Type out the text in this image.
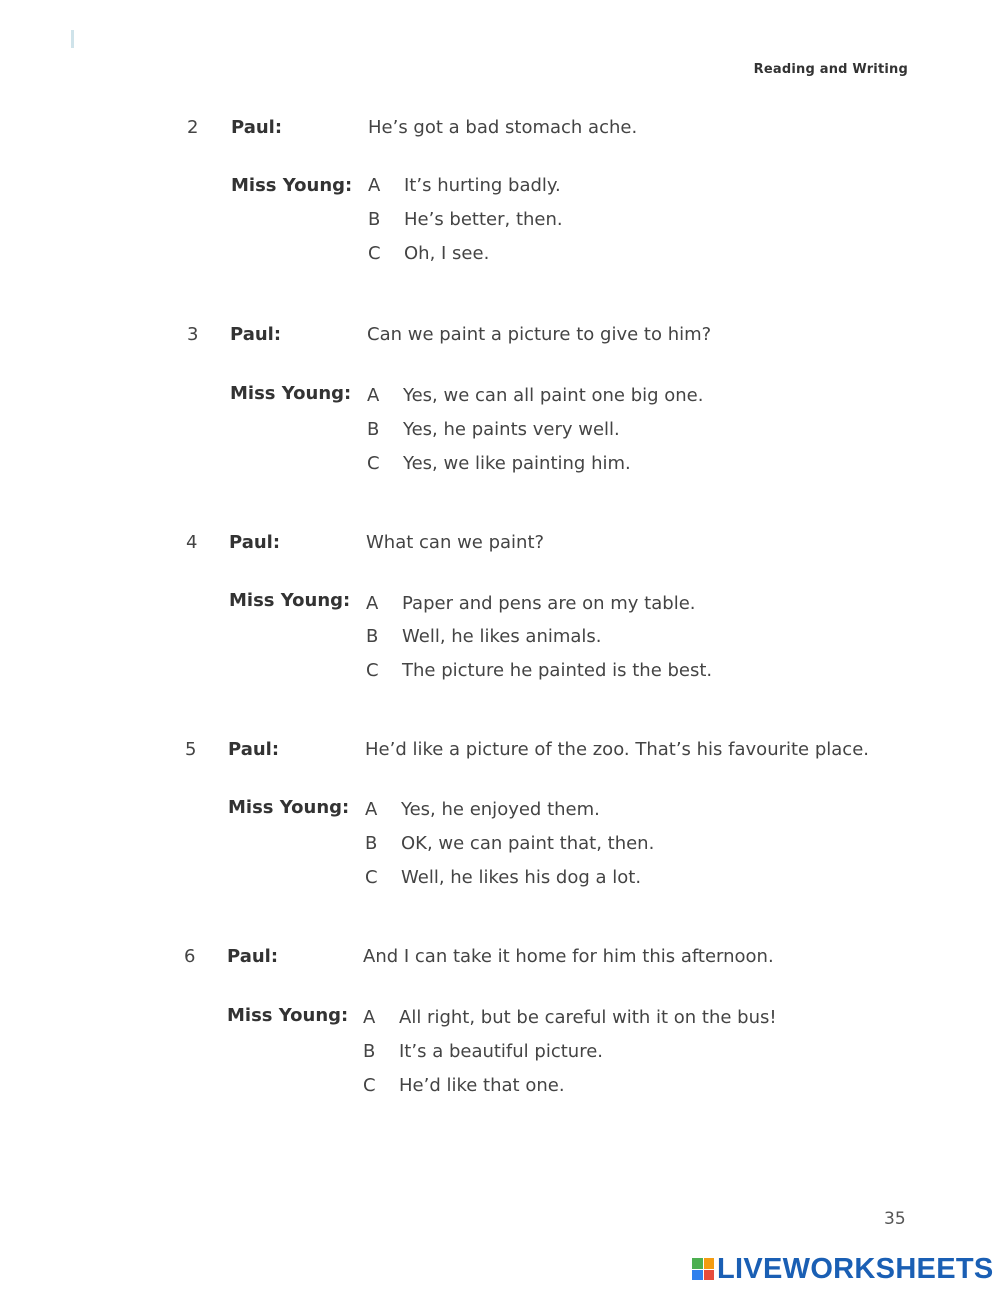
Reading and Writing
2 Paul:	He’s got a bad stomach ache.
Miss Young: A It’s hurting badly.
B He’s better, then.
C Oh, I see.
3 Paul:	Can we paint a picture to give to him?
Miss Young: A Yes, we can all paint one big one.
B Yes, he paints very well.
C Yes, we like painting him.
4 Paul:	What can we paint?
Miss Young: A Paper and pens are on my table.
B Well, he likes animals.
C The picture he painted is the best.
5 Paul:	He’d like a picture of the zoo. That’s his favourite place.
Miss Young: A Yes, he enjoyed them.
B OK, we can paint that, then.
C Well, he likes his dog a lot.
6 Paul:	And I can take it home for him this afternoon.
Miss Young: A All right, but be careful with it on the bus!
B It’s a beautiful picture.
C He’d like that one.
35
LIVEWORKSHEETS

---

### [Work required]
Would you return the data exactly as written, without the pictures?

### [Full response]
Type out the text in this image.
Reading and Writing
2 Paul:	He’s got a bad stomach ache.
Miss Young: A It’s hurting badly.
B He’s better, then.
C Oh, I see.
3 Paul:	Can we paint a picture to give to him?
Miss Young: A Yes, we can all paint one big one.
B Yes, he paints very well.
C Yes, we like painting him.
4 Paul:	What can we paint?
Miss Young: A Paper and pens are on my table.
B Well, he likes animals.
C The picture he painted is the best.
5 Paul:	He’d like a picture of the zoo. That’s his favourite place.
Miss Young: A Yes, he enjoyed them.
B OK, we can paint that, then.
C Well, he likes his dog a lot.
6 Paul:	And I can take it home for him this afternoon.
Miss Young: A All right, but be careful with it on the bus!
B It’s a beautiful picture.
C He’d like that one.
35
LIVEWORKSHEETS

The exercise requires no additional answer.